# TASK
Identify each line containing the word "handle" and copy it.

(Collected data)
BEGIN
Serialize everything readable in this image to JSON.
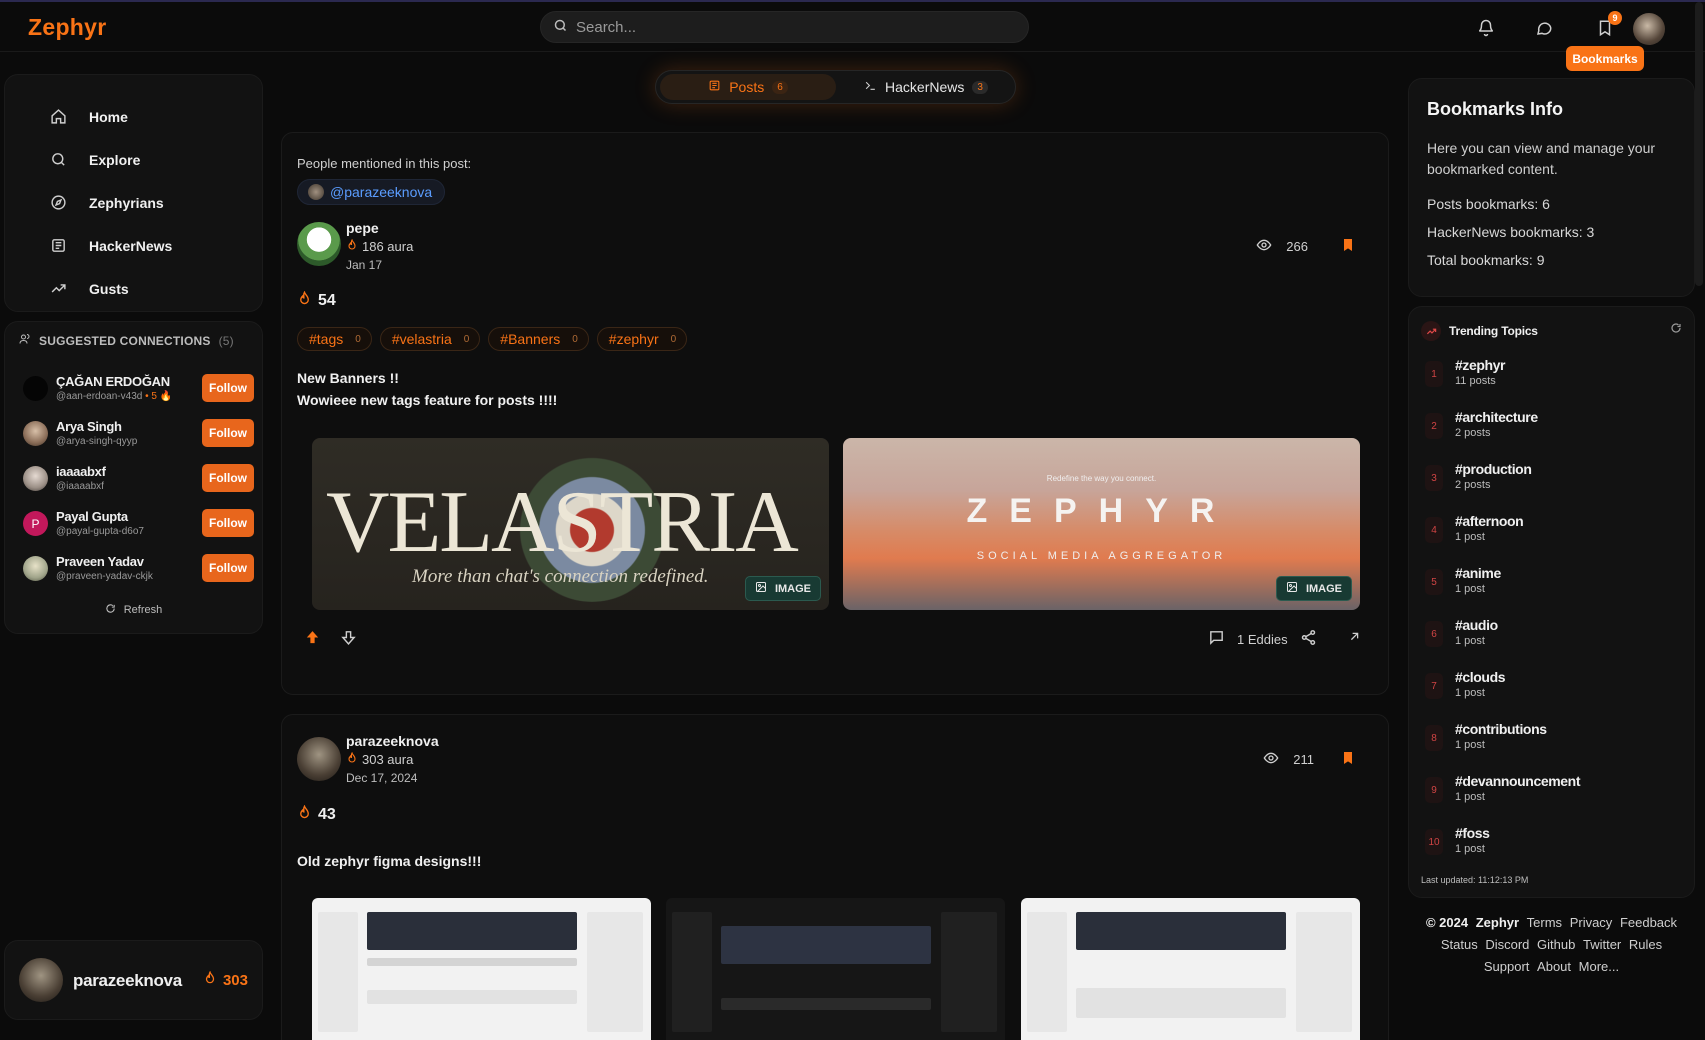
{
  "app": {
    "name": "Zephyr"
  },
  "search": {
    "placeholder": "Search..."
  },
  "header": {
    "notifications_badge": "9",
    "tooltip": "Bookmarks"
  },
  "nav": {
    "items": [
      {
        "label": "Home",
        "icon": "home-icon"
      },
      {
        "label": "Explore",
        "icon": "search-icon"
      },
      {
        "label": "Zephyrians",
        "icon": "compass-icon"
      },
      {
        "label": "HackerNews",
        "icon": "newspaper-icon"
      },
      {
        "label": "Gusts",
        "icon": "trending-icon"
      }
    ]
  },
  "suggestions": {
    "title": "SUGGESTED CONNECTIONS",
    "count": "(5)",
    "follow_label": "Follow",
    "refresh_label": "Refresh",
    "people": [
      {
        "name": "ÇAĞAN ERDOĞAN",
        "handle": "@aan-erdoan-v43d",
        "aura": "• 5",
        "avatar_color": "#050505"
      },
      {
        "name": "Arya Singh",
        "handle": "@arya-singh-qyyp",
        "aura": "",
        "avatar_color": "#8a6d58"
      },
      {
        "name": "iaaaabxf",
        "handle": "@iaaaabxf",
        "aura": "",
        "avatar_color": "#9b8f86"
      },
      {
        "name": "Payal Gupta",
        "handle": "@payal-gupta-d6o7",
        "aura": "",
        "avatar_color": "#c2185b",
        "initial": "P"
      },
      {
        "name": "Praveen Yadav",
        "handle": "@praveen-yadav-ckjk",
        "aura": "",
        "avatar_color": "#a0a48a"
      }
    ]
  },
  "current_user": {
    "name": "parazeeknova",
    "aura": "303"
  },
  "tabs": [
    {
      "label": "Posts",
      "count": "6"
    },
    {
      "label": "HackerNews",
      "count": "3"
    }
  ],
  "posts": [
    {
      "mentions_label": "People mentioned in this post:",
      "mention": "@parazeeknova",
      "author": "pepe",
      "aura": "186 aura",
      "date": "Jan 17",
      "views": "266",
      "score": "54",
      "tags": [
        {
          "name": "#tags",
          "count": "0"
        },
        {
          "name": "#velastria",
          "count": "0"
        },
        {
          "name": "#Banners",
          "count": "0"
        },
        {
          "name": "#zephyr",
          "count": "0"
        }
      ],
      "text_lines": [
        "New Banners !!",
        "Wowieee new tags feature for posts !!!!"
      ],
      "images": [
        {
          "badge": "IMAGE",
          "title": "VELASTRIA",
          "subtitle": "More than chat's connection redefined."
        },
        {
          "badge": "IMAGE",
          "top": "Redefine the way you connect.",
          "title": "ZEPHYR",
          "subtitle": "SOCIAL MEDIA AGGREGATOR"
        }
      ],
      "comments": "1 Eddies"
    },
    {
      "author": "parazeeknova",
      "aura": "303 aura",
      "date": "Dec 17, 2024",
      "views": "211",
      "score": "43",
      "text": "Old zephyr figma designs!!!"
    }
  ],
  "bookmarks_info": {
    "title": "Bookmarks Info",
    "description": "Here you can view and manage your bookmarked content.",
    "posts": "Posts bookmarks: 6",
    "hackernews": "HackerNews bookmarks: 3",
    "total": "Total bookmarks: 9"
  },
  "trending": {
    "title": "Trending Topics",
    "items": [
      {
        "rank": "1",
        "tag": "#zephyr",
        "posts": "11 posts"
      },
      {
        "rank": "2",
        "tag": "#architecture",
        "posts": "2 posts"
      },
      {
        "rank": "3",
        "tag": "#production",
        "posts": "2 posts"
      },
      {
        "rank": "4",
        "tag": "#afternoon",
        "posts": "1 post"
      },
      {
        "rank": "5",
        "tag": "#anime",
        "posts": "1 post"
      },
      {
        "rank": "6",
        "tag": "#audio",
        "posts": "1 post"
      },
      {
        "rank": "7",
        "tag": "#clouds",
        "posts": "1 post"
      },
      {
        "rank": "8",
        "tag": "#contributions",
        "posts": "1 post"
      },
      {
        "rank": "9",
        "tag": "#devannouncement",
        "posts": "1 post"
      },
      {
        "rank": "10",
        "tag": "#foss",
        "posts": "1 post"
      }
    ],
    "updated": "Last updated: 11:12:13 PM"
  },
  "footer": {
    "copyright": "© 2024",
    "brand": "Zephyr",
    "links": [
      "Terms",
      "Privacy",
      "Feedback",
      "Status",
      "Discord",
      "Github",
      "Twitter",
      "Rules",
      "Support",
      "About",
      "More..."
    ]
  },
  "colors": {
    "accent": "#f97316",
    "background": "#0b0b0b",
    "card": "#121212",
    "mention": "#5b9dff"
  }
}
END
BEGIN
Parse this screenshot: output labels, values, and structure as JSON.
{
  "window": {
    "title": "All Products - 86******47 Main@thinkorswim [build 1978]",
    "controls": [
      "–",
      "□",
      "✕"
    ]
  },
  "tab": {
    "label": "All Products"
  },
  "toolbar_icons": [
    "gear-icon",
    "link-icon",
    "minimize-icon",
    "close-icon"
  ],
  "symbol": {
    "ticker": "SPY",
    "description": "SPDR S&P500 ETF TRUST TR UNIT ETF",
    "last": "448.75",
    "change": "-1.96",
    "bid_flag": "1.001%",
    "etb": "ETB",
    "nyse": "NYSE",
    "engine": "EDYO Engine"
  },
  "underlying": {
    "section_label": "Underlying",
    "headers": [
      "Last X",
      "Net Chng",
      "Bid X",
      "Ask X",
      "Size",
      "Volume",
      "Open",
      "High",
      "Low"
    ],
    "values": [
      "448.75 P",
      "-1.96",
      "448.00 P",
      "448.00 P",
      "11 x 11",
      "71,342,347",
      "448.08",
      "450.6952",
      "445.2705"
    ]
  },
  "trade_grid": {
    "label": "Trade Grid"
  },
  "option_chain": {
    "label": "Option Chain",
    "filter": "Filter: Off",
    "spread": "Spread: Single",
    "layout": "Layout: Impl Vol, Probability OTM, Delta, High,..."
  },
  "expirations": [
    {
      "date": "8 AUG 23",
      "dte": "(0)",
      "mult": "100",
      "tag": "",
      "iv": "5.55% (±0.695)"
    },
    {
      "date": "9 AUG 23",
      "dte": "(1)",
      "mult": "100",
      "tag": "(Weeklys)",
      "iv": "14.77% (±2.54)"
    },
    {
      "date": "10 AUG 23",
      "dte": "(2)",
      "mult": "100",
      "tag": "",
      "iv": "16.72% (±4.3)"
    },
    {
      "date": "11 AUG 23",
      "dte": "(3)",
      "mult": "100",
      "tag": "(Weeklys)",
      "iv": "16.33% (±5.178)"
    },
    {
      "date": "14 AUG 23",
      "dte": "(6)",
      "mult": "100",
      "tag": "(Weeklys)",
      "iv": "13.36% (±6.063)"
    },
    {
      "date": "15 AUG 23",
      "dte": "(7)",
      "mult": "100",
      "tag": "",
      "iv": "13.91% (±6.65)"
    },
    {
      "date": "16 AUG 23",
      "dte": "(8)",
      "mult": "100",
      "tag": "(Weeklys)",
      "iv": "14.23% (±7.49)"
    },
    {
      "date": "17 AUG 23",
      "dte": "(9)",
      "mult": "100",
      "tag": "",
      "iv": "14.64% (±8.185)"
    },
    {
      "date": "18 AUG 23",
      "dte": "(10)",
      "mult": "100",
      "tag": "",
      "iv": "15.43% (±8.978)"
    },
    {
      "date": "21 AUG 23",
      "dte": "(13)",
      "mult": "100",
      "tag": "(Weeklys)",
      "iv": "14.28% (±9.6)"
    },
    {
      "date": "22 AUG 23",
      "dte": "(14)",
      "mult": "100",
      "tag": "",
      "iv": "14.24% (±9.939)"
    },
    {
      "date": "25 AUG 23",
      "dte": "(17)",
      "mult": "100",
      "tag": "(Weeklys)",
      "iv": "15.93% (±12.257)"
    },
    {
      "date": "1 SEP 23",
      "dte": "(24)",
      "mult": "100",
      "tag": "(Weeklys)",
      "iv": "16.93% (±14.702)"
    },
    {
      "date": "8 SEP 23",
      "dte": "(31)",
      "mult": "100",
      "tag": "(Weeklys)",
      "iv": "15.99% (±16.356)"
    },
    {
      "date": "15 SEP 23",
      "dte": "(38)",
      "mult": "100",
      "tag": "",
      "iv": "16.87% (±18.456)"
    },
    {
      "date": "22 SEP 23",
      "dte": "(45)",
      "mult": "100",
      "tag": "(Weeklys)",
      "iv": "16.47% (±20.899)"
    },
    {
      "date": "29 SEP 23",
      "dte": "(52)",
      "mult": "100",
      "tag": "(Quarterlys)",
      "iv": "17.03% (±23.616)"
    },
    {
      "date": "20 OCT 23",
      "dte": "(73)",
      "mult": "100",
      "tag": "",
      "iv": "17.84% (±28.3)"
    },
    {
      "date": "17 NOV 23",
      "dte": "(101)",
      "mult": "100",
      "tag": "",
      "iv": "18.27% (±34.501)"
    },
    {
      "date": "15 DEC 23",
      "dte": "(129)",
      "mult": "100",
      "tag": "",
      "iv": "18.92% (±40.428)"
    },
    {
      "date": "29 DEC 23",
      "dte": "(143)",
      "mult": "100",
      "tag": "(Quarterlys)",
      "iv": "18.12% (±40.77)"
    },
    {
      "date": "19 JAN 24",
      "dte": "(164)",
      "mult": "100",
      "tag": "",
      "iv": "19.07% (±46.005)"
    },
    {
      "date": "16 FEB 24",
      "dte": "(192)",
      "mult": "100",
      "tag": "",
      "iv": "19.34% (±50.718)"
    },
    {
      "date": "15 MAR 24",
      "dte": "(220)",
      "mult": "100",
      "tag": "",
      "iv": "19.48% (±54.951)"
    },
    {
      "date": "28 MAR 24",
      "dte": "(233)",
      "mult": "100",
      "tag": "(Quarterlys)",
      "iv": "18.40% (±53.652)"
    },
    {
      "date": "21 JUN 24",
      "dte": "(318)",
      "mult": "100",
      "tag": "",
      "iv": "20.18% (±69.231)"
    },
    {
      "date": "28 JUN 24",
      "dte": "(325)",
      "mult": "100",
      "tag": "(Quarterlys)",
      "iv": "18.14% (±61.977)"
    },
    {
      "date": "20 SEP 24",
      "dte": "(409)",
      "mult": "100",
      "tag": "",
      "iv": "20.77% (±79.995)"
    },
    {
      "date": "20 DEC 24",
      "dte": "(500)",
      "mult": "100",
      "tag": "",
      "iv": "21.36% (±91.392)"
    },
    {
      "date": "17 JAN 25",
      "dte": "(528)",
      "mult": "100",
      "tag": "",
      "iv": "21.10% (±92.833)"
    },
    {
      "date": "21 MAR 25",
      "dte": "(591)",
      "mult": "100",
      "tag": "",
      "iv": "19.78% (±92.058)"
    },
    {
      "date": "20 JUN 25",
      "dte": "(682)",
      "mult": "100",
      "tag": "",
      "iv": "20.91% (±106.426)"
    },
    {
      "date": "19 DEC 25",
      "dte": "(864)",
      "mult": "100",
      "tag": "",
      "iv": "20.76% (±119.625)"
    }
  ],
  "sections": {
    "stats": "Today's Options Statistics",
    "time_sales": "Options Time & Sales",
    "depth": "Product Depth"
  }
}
END
BEGIN
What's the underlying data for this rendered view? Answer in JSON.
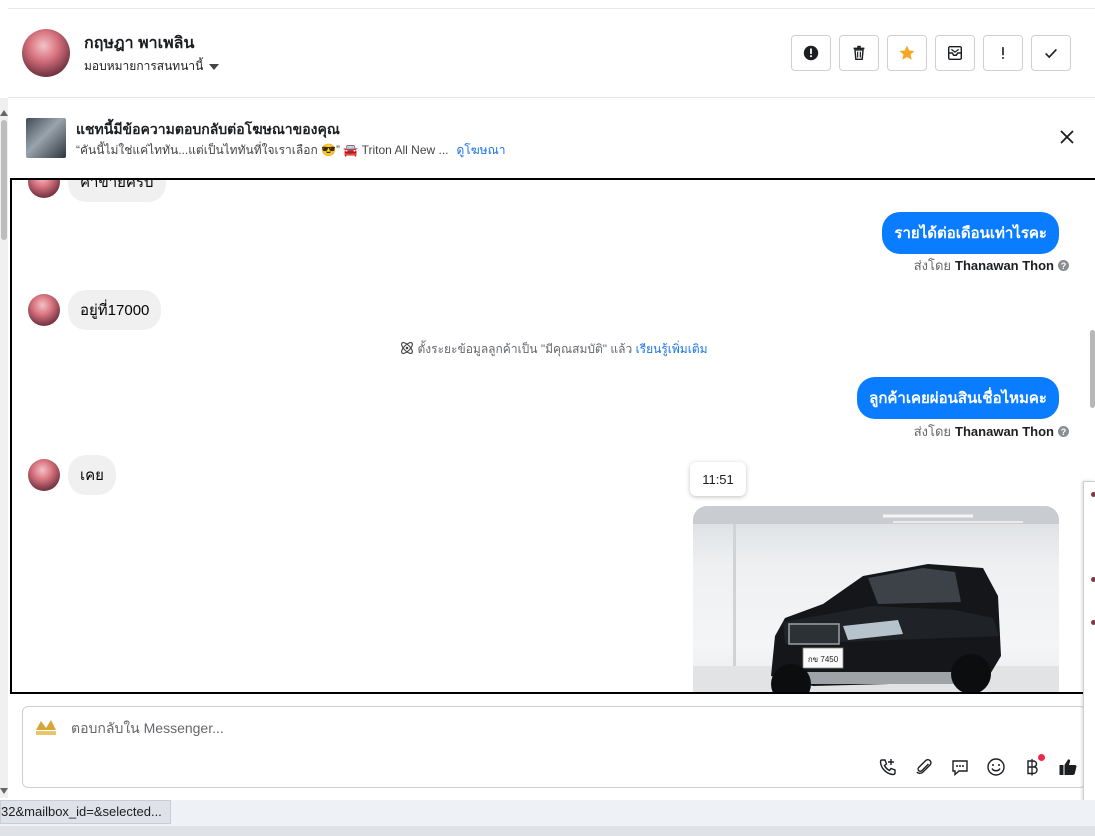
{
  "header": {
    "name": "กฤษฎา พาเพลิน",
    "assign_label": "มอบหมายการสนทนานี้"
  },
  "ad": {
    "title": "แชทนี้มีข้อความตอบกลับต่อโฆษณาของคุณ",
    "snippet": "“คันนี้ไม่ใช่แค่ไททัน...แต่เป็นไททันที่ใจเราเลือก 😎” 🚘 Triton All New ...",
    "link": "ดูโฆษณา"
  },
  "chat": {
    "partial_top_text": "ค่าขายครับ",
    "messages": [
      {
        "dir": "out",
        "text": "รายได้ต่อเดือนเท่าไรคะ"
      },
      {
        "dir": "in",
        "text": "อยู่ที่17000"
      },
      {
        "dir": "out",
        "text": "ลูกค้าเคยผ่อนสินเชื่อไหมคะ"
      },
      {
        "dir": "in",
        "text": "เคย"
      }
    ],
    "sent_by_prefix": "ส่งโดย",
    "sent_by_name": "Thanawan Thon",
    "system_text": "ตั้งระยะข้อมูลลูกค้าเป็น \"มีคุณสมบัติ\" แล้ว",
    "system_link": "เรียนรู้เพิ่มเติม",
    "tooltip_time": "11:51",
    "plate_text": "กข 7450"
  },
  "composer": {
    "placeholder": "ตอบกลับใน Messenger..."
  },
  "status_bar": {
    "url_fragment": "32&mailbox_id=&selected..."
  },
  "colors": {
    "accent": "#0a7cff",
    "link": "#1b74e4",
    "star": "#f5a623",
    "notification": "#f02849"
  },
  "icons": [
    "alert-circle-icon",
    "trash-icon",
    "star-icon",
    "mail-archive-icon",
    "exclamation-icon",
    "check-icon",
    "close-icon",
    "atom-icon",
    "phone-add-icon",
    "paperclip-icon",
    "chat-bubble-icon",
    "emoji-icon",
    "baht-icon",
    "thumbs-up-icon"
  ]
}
END
# TASK SOLUTION
        "handle": "@aan-erdoan-v43d",
        "handle": "@arya-singh-qyyp",
        "handle": "@iaaaabxf",
        "handle": "@payal-gupta-d6o7",
        "handle": "@praveen-yadav-ckjk",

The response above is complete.